***** PROVIDED INFORMATION *****

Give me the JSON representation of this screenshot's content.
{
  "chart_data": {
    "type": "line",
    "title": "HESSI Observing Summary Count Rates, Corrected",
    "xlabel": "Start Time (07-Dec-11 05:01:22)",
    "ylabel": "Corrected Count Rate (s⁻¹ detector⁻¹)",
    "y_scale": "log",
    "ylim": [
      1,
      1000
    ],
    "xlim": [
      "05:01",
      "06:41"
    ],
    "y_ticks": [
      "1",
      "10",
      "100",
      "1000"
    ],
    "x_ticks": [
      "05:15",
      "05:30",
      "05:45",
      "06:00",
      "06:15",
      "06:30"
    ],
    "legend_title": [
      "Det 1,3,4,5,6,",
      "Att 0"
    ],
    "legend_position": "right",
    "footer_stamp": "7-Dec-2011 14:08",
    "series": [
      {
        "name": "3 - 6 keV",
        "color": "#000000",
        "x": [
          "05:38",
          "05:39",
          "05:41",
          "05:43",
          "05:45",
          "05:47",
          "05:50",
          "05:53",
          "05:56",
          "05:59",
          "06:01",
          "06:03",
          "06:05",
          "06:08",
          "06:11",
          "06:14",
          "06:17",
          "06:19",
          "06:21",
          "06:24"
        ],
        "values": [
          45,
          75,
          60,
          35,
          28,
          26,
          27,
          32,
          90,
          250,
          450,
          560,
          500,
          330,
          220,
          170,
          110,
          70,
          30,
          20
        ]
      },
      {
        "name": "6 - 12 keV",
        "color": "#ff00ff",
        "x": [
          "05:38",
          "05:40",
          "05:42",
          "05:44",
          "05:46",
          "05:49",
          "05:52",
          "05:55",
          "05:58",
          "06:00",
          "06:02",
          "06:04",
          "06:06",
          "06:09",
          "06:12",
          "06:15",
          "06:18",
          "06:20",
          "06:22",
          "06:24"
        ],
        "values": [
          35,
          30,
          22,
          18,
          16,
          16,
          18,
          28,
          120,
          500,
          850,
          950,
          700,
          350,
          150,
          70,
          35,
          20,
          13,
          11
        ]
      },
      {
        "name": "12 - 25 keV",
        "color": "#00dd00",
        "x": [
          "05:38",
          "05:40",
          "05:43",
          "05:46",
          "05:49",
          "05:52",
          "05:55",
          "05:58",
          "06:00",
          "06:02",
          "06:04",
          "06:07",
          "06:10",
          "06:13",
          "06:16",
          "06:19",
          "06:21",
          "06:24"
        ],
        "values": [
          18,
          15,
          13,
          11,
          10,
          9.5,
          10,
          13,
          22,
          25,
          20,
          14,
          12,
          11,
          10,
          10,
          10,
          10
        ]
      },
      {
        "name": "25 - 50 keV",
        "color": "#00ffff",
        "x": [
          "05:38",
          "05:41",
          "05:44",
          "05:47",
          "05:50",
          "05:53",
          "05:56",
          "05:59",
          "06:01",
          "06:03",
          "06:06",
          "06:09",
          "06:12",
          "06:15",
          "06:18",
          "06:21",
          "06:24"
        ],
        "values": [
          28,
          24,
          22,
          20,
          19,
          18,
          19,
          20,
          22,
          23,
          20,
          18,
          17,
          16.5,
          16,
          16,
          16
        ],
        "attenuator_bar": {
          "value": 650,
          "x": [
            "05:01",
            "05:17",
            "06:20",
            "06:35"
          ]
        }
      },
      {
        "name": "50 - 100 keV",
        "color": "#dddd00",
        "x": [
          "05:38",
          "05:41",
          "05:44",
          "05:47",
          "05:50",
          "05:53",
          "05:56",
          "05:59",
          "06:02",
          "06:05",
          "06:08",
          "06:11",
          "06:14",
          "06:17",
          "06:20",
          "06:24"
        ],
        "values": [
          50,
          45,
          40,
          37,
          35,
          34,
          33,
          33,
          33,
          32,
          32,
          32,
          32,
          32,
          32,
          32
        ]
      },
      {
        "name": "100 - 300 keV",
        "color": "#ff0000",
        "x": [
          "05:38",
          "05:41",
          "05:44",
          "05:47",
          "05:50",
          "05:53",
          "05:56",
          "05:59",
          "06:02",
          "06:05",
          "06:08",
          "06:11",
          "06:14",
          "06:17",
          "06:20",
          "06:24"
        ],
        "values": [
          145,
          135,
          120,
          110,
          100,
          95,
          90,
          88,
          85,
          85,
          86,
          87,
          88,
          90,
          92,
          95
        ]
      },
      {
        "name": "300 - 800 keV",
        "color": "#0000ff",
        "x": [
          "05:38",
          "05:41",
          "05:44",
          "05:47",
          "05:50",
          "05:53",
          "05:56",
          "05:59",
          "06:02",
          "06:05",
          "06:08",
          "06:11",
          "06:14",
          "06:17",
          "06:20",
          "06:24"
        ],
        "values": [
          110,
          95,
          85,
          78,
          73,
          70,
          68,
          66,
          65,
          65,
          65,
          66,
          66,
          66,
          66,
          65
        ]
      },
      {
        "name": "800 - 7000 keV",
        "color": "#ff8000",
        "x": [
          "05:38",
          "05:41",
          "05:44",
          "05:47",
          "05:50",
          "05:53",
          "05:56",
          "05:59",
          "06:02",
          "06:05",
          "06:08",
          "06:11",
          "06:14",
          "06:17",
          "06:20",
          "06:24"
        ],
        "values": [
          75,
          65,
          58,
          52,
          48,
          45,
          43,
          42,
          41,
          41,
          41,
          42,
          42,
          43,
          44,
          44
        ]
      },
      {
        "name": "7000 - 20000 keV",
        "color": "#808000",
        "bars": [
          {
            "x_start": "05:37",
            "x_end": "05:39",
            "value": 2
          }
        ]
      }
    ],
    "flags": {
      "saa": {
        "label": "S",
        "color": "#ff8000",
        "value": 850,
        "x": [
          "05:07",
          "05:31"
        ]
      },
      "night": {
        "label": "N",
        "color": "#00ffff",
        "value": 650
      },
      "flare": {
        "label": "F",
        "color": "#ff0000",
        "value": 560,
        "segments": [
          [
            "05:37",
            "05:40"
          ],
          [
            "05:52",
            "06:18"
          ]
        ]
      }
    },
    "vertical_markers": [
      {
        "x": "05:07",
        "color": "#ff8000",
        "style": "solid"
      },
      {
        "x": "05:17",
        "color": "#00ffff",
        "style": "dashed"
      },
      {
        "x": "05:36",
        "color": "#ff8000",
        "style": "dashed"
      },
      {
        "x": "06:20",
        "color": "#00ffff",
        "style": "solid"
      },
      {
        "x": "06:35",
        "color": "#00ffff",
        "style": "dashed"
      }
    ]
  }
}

*****

## PROMPT
Exactly reproduce all of the entries above.

## RIGHT ANSWER
Give me the JSON representation of this screenshot's content.
{
  "chart_data": {
    "type": "line",
    "title": "HESSI Observing Summary Count Rates, Corrected",
    "xlabel": "Start Time (07-Dec-11 05:01:22)",
    "ylabel": "Corrected Count Rate (s⁻¹ detector⁻¹)",
    "y_scale": "log",
    "ylim": [
      1,
      1000
    ],
    "xlim": [
      "05:01",
      "06:41"
    ],
    "y_ticks": [
      "1",
      "10",
      "100",
      "1000"
    ],
    "x_ticks": [
      "05:15",
      "05:30",
      "05:45",
      "06:00",
      "06:15",
      "06:30"
    ],
    "legend_title": [
      "Det 1,3,4,5,6,",
      "Att 0"
    ],
    "legend_position": "right",
    "footer_stamp": "7-Dec-2011 14:08",
    "series": [
      {
        "name": "3 - 6 keV",
        "color": "#000000",
        "x": [
          "05:38",
          "05:39",
          "05:41",
          "05:43",
          "05:45",
          "05:47",
          "05:50",
          "05:53",
          "05:56",
          "05:59",
          "06:01",
          "06:03",
          "06:05",
          "06:08",
          "06:11",
          "06:14",
          "06:17",
          "06:19",
          "06:21",
          "06:24"
        ],
        "values": [
          45,
          75,
          60,
          35,
          28,
          26,
          27,
          32,
          90,
          250,
          450,
          560,
          500,
          330,
          220,
          170,
          110,
          70,
          30,
          20
        ]
      },
      {
        "name": "6 - 12 keV",
        "color": "#ff00ff",
        "x": [
          "05:38",
          "05:40",
          "05:42",
          "05:44",
          "05:46",
          "05:49",
          "05:52",
          "05:55",
          "05:58",
          "06:00",
          "06:02",
          "06:04",
          "06:06",
          "06:09",
          "06:12",
          "06:15",
          "06:18",
          "06:20",
          "06:22",
          "06:24"
        ],
        "values": [
          35,
          30,
          22,
          18,
          16,
          16,
          18,
          28,
          120,
          500,
          850,
          950,
          700,
          350,
          150,
          70,
          35,
          20,
          13,
          11
        ]
      },
      {
        "name": "12 - 25 keV",
        "color": "#00dd00",
        "x": [
          "05:38",
          "05:40",
          "05:43",
          "05:46",
          "05:49",
          "05:52",
          "05:55",
          "05:58",
          "06:00",
          "06:02",
          "06:04",
          "06:07",
          "06:10",
          "06:13",
          "06:16",
          "06:19",
          "06:21",
          "06:24"
        ],
        "values": [
          18,
          15,
          13,
          11,
          10,
          9.5,
          10,
          13,
          22,
          25,
          20,
          14,
          12,
          11,
          10,
          10,
          10,
          10
        ]
      },
      {
        "name": "25 - 50 keV",
        "color": "#00ffff",
        "x": [
          "05:38",
          "05:41",
          "05:44",
          "05:47",
          "05:50",
          "05:53",
          "05:56",
          "05:59",
          "06:01",
          "06:03",
          "06:06",
          "06:09",
          "06:12",
          "06:15",
          "06:18",
          "06:21",
          "06:24"
        ],
        "values": [
          28,
          24,
          22,
          20,
          19,
          18,
          19,
          20,
          22,
          23,
          20,
          18,
          17,
          16.5,
          16,
          16,
          16
        ],
        "attenuator_bar": {
          "value": 650,
          "x": [
            "05:01",
            "05:17",
            "06:20",
            "06:35"
          ]
        }
      },
      {
        "name": "50 - 100 keV",
        "color": "#dddd00",
        "x": [
          "05:38",
          "05:41",
          "05:44",
          "05:47",
          "05:50",
          "05:53",
          "05:56",
          "05:59",
          "06:02",
          "06:05",
          "06:08",
          "06:11",
          "06:14",
          "06:17",
          "06:20",
          "06:24"
        ],
        "values": [
          50,
          45,
          40,
          37,
          35,
          34,
          33,
          33,
          33,
          32,
          32,
          32,
          32,
          32,
          32,
          32
        ]
      },
      {
        "name": "100 - 300 keV",
        "color": "#ff0000",
        "x": [
          "05:38",
          "05:41",
          "05:44",
          "05:47",
          "05:50",
          "05:53",
          "05:56",
          "05:59",
          "06:02",
          "06:05",
          "06:08",
          "06:11",
          "06:14",
          "06:17",
          "06:20",
          "06:24"
        ],
        "values": [
          145,
          135,
          120,
          110,
          100,
          95,
          90,
          88,
          85,
          85,
          86,
          87,
          88,
          90,
          92,
          95
        ]
      },
      {
        "name": "300 - 800 keV",
        "color": "#0000ff",
        "x": [
          "05:38",
          "05:41",
          "05:44",
          "05:47",
          "05:50",
          "05:53",
          "05:56",
          "05:59",
          "06:02",
          "06:05",
          "06:08",
          "06:11",
          "06:14",
          "06:17",
          "06:20",
          "06:24"
        ],
        "values": [
          110,
          95,
          85,
          78,
          73,
          70,
          68,
          66,
          65,
          65,
          65,
          66,
          66,
          66,
          66,
          65
        ]
      },
      {
        "name": "800 - 7000 keV",
        "color": "#ff8000",
        "x": [
          "05:38",
          "05:41",
          "05:44",
          "05:47",
          "05:50",
          "05:53",
          "05:56",
          "05:59",
          "06:02",
          "06:05",
          "06:08",
          "06:11",
          "06:14",
          "06:17",
          "06:20",
          "06:24"
        ],
        "values": [
          75,
          65,
          58,
          52,
          48,
          45,
          43,
          42,
          41,
          41,
          41,
          42,
          42,
          43,
          44,
          44
        ]
      },
      {
        "name": "7000 - 20000 keV",
        "color": "#808000",
        "bars": [
          {
            "x_start": "05:37",
            "x_end": "05:39",
            "value": 2
          }
        ]
      }
    ],
    "flags": {
      "saa": {
        "label": "S",
        "color": "#ff8000",
        "value": 850,
        "x": [
          "05:07",
          "05:31"
        ]
      },
      "night": {
        "label": "N",
        "color": "#00ffff",
        "value": 650
      },
      "flare": {
        "label": "F",
        "color": "#ff0000",
        "value": 560,
        "segments": [
          [
            "05:37",
            "05:40"
          ],
          [
            "05:52",
            "06:18"
          ]
        ]
      }
    },
    "vertical_markers": [
      {
        "x": "05:07",
        "color": "#ff8000",
        "style": "solid"
      },
      {
        "x": "05:17",
        "color": "#00ffff",
        "style": "dashed"
      },
      {
        "x": "05:36",
        "color": "#ff8000",
        "style": "dashed"
      },
      {
        "x": "06:20",
        "color": "#00ffff",
        "style": "solid"
      },
      {
        "x": "06:35",
        "color": "#00ffff",
        "style": "dashed"
      }
    ]
  }
}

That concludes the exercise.